Source data:
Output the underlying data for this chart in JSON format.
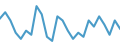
{
  "values": [
    60,
    75,
    55,
    25,
    10,
    30,
    20,
    90,
    70,
    15,
    5,
    65,
    55,
    30,
    10,
    25,
    15,
    55,
    40,
    65,
    45,
    20,
    55,
    35
  ],
  "line_color": "#4a9cc8",
  "background_color": "#ffffff",
  "ylim": [
    -5,
    105
  ],
  "linewidth": 1.5
}
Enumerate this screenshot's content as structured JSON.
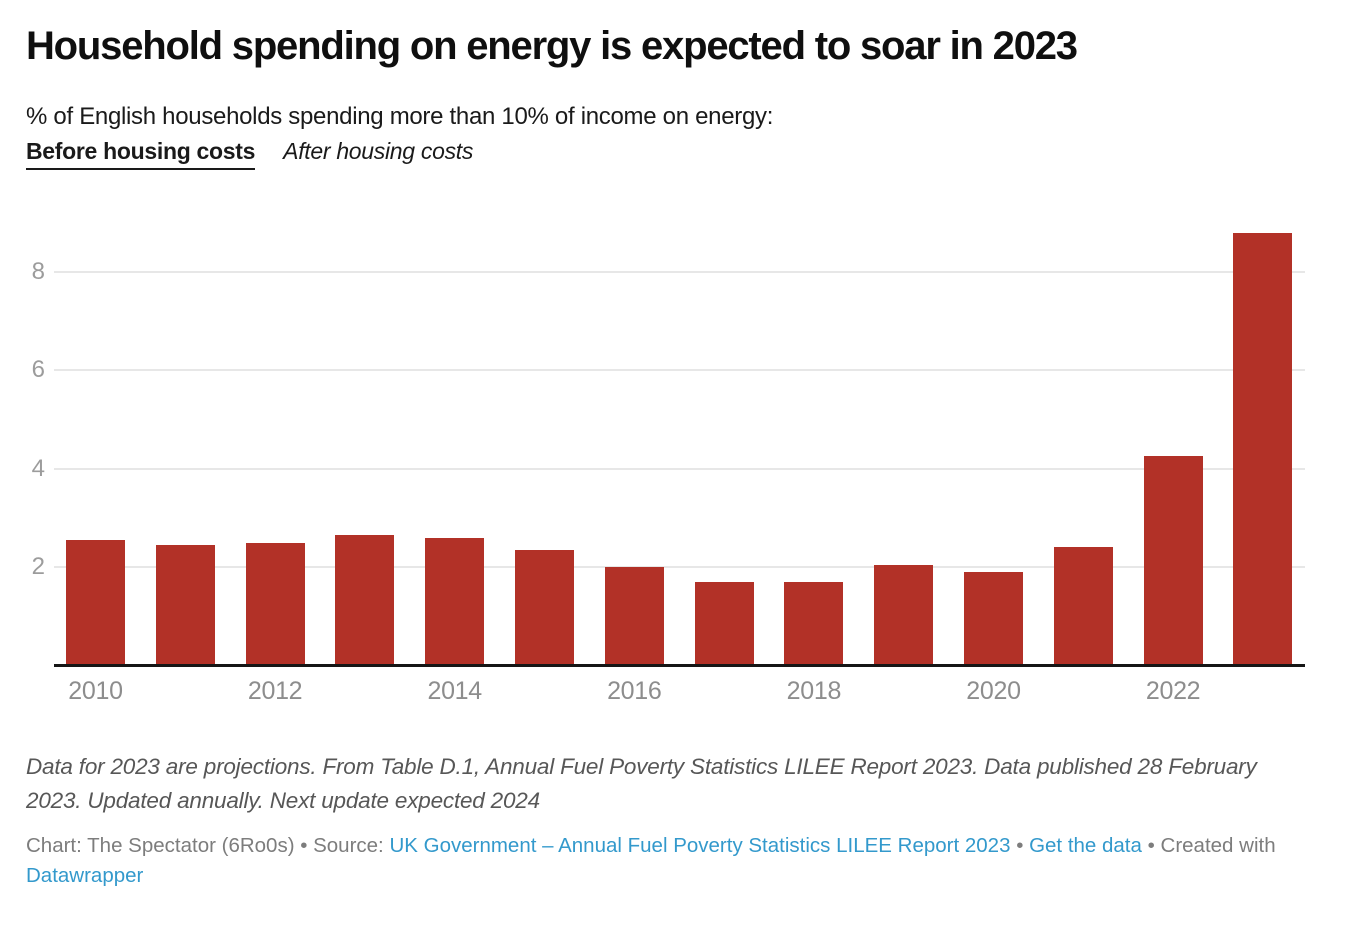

Exercise objective: Take the data above and repeat it exactly, leaving each picture out.

Correct response:
Output the underlying data for this chart in JSON format.
{
  "values": [
    60,
    75,
    55,
    25,
    10,
    30,
    20,
    90,
    70,
    15,
    5,
    65,
    55,
    30,
    10,
    25,
    15,
    55,
    40,
    65,
    45,
    20,
    55,
    35
  ],
  "line_color": "#4a9cc8",
  "background_color": "#ffffff",
  "ylim": [
    -5,
    105
  ],
  "linewidth": 1.5
}
Enumerate this screenshot's content as structured JSON.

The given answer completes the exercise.